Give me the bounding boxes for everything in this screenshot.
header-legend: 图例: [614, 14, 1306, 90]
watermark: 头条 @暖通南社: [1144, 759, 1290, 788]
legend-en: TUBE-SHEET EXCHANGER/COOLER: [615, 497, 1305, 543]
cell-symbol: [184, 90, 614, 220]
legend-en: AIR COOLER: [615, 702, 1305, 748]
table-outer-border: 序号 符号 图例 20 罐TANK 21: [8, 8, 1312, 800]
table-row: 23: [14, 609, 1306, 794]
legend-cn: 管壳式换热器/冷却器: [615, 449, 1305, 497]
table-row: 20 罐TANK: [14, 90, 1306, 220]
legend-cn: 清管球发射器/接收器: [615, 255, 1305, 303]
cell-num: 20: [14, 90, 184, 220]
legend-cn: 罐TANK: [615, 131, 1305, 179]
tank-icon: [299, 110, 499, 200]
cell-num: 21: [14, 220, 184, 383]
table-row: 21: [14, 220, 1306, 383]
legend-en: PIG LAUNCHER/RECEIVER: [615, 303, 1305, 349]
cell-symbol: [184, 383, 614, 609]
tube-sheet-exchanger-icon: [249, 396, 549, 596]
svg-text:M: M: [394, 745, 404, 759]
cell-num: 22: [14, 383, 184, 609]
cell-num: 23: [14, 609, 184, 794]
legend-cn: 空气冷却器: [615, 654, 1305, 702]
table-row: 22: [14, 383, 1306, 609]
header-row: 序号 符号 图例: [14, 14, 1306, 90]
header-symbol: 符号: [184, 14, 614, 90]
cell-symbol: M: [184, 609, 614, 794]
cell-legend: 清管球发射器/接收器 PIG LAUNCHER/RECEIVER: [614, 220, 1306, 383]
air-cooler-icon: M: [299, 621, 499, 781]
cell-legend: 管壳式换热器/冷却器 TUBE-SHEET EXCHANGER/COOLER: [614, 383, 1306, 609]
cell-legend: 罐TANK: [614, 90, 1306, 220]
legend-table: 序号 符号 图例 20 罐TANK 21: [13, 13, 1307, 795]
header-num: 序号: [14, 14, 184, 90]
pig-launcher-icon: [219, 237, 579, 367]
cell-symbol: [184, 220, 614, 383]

--

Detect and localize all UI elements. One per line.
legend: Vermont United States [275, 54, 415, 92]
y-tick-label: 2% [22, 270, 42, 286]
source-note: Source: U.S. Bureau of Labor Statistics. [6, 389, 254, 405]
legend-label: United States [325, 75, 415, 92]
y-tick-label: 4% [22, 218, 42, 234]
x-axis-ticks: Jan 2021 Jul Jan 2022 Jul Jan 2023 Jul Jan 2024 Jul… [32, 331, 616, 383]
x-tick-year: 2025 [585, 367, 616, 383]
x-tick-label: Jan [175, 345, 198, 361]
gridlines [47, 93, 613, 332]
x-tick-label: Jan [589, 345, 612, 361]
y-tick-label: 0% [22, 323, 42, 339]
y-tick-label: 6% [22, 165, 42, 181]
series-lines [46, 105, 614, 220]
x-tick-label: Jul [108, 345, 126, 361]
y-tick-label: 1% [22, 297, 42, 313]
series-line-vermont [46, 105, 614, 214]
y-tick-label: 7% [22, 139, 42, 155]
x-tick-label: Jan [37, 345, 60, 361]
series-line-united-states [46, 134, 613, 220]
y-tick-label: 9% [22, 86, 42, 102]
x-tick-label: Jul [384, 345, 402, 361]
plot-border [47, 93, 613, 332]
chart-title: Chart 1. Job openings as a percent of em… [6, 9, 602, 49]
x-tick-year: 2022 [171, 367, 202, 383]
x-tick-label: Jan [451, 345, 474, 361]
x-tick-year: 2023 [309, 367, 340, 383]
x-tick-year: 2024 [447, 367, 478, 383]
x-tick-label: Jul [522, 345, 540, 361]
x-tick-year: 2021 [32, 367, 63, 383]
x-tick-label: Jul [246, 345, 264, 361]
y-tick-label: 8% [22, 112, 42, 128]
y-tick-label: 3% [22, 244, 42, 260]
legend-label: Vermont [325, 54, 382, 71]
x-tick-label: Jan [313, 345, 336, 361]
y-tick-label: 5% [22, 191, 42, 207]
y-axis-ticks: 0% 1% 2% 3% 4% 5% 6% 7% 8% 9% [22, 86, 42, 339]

...

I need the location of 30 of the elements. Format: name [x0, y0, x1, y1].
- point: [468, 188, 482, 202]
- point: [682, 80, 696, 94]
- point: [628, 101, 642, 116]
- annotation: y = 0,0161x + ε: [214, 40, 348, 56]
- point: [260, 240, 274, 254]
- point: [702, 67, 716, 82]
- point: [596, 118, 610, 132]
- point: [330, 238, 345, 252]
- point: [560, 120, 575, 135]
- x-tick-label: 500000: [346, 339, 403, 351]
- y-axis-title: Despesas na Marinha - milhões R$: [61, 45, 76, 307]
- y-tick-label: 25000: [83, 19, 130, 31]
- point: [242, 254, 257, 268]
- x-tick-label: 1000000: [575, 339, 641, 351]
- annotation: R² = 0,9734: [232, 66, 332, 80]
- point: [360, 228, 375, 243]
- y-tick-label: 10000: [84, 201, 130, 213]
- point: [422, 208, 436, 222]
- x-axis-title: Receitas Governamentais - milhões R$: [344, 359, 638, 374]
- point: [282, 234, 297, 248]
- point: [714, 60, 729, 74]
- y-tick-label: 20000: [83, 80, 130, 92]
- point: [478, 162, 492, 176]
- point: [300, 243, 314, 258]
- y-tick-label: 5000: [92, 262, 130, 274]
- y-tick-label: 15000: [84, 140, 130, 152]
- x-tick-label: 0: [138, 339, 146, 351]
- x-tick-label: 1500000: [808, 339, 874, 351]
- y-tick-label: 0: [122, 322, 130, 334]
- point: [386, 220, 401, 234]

(GESTELLTE AUFGABE)
Geben Sie die Zeilen von der Zeile mit „Detect and localize“ bis einschließlich der Zeile mit „x-tick-label: Jan [589, 345, 612, 361]“ erneut wieder und ersetzen Sie dabei „legend-label“ durch „legend-entry“. Alles Übrige bleibt unverändert.

(LÖSUNG)
Detect and localize all UI elements. One per line.
legend: Vermont United States [275, 54, 415, 92]
y-tick-label: 2% [22, 270, 42, 286]
source-note: Source: U.S. Bureau of Labor Statistics. [6, 389, 254, 405]
legend-entry: United States [325, 75, 415, 92]
y-tick-label: 4% [22, 218, 42, 234]
x-axis-ticks: Jan 2021 Jul Jan 2022 Jul Jan 2023 Jul Jan 2024 Jul… [32, 331, 616, 383]
x-tick-year: 2025 [585, 367, 616, 383]
x-tick-label: Jan [175, 345, 198, 361]
gridlines [47, 93, 613, 332]
x-tick-label: Jan [589, 345, 612, 361]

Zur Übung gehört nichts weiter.